На самом деле, Фладд достаточно отчетливо демонстрирует свою привязанность к традиции древних трактатов о памяти, когда дает образцы иллюстрированных «наглядных алфавитов»[802]. Наглядный алфавит был своего рода опознавательным знаком старых трактатов о памяти. В общих чертах разработанный уже, вероятно, Бонкомпаньо в XIII веке, он встречается снова и снова у Публия, Ромберха, Росселия и позднее[803]. Бруно, хотя и не изображал наглядных алфавитов, часто ссылался на них или описывал словесно[804]. Алфавиты Фладда указывают, что он, как и Бруно, свою необычайную печать памяти рассматривал в преемственности со старой традицией памяти.
Короче говоря, система памяти Фладда очень похожа, как мне думается, на одну из бруновских систем. Это то же самое отчаянное усилие в деталях соединить искусство памяти с небом, и усилие это нацелено на создание всеобщей мироотражающей системы. Помимо общего плана множество мелких деталей напоминает здесь о системе Бруно. Для обозначения мест памяти Фладд пользуется терминами «покои» и «поля», которые часто употреблял Бруно. Фладд, однако, не стремится сблизиться с луллизмом[805], и он в отличие от Бруно не захвачен «тридцаткой». Наиболее близкой ему бруновской системой мне представляется система «образов», в которой сокрыта та же попытка увязать сложнейшие ряды комнат памяти с небесной структурой. Как Бруно свои атрии, Фладд использует «театры» как комнаты памяти, в качестве архитектурного, или «квадратного», аспекта памяти, совмещенного с «круглыми» небесами.

ЗАДАНИЕ 1:
По фрагменту о системе памяти Фладда ответьте на вопросы:
(a) Кто, вероятно, в общих чертах разработал наглядный алфавит и в каком веке?
(b) Какими терминами Фладд обозначает места памяти?
(c) Что Фладд использует в качестве комнат памяти?
Текст и записи никак не связаны друг с другом.

[Аннотации элементов макета]
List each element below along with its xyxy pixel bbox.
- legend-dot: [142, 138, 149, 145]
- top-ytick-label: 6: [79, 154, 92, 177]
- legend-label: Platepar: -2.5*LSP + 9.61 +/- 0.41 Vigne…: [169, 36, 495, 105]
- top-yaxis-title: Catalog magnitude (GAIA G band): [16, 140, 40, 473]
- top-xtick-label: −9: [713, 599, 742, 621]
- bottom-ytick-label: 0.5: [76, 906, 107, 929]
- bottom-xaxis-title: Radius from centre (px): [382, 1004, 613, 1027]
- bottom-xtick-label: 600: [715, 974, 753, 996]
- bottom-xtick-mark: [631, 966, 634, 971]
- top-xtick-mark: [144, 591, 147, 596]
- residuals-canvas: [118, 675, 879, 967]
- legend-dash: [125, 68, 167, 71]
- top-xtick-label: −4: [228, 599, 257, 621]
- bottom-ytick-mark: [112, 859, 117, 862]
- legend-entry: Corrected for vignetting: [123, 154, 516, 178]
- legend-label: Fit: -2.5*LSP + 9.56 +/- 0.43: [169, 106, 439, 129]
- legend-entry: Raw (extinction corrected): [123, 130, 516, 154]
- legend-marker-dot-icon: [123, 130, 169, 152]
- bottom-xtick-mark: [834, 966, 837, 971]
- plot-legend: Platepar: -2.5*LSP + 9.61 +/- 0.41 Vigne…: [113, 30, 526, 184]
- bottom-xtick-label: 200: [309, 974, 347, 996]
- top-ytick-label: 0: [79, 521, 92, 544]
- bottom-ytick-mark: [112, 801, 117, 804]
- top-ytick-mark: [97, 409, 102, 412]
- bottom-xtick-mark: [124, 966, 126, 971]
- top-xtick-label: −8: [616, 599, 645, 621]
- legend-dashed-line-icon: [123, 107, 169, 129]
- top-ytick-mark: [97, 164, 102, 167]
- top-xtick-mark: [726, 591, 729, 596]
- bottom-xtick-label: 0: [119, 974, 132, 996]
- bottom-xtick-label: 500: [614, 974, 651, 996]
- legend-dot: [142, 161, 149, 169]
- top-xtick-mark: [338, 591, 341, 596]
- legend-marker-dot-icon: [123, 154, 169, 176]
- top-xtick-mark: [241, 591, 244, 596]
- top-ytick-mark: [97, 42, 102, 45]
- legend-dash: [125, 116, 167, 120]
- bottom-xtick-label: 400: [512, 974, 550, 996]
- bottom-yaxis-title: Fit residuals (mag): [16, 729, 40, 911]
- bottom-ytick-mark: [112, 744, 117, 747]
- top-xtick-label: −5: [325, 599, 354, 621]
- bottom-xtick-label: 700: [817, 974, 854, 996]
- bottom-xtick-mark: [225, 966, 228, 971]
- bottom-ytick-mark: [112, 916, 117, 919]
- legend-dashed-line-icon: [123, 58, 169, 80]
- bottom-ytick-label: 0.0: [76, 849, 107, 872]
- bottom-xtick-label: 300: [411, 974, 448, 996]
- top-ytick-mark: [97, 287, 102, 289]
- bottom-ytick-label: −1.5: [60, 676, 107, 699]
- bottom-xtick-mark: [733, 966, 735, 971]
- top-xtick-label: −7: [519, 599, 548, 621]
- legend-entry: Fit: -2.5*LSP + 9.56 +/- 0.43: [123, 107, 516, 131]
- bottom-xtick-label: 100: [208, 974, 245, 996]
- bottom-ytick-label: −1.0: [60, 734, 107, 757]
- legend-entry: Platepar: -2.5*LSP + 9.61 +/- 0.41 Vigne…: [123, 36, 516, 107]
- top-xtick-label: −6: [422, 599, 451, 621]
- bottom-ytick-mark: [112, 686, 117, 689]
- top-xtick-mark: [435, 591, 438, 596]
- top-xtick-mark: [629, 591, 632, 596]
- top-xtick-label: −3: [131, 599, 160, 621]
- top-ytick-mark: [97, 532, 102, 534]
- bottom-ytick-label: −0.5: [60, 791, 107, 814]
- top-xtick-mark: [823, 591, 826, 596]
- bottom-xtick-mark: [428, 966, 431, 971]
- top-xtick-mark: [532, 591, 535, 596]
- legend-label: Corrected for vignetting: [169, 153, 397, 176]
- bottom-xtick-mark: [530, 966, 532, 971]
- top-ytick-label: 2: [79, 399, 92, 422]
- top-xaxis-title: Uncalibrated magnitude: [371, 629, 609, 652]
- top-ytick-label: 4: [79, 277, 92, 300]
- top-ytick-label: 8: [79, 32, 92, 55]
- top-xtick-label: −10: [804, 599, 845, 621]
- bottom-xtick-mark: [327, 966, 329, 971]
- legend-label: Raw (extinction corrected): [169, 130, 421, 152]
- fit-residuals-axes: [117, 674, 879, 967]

ЗАДАНИЕ 2: Поменяйте «legend-label» на «legend-caption» в записях от самого их начала вниз до строки с «- top-ytick-label: 0: [79, 521, 92, 544]» включительно, ничего больше не трогая. Выведите только эти строки.

РЕЗУЛЬТАТ ВЫПОЛНЕНИЯ 1:
(a) Бонкомпаньо, в XIII веке.
(b) «Покои» и «поля».
(c) «Театры».

РЕЗУЛЬТАТ ВЫПОЛНЕНИЯ 2:
List each element below along with its xyxy pixel bbox.
- legend-dot: [142, 138, 149, 145]
- top-ytick-label: 6: [79, 154, 92, 177]
- legend-caption: Platepar: -2.5*LSP + 9.61 +/- 0.41 Vigne…: [169, 36, 495, 105]
- top-yaxis-title: Catalog magnitude (GAIA G band): [16, 140, 40, 473]
- top-xtick-label: −9: [713, 599, 742, 621]
- bottom-ytick-label: 0.5: [76, 906, 107, 929]
- bottom-xaxis-title: Radius from centre (px): [382, 1004, 613, 1027]
- bottom-xtick-label: 600: [715, 974, 753, 996]
- bottom-xtick-mark: [631, 966, 634, 971]
- top-xtick-mark: [144, 591, 147, 596]
- residuals-canvas: [118, 675, 879, 967]
- legend-dash: [125, 68, 167, 71]
- top-xtick-label: −4: [228, 599, 257, 621]
- bottom-ytick-mark: [112, 859, 117, 862]
- legend-entry: Corrected for vignetting: [123, 154, 516, 178]
- legend-caption: Fit: -2.5*LSP + 9.56 +/- 0.43: [169, 106, 439, 129]
- legend-entry: Raw (extinction corrected): [123, 130, 516, 154]
- legend-marker-dot-icon: [123, 130, 169, 152]
- bottom-xtick-mark: [834, 966, 837, 971]
- plot-legend: Platepar: -2.5*LSP + 9.61 +/- 0.41 Vigne…: [113, 30, 526, 184]
- bottom-xtick-label: 200: [309, 974, 347, 996]
- top-ytick-label: 0: [79, 521, 92, 544]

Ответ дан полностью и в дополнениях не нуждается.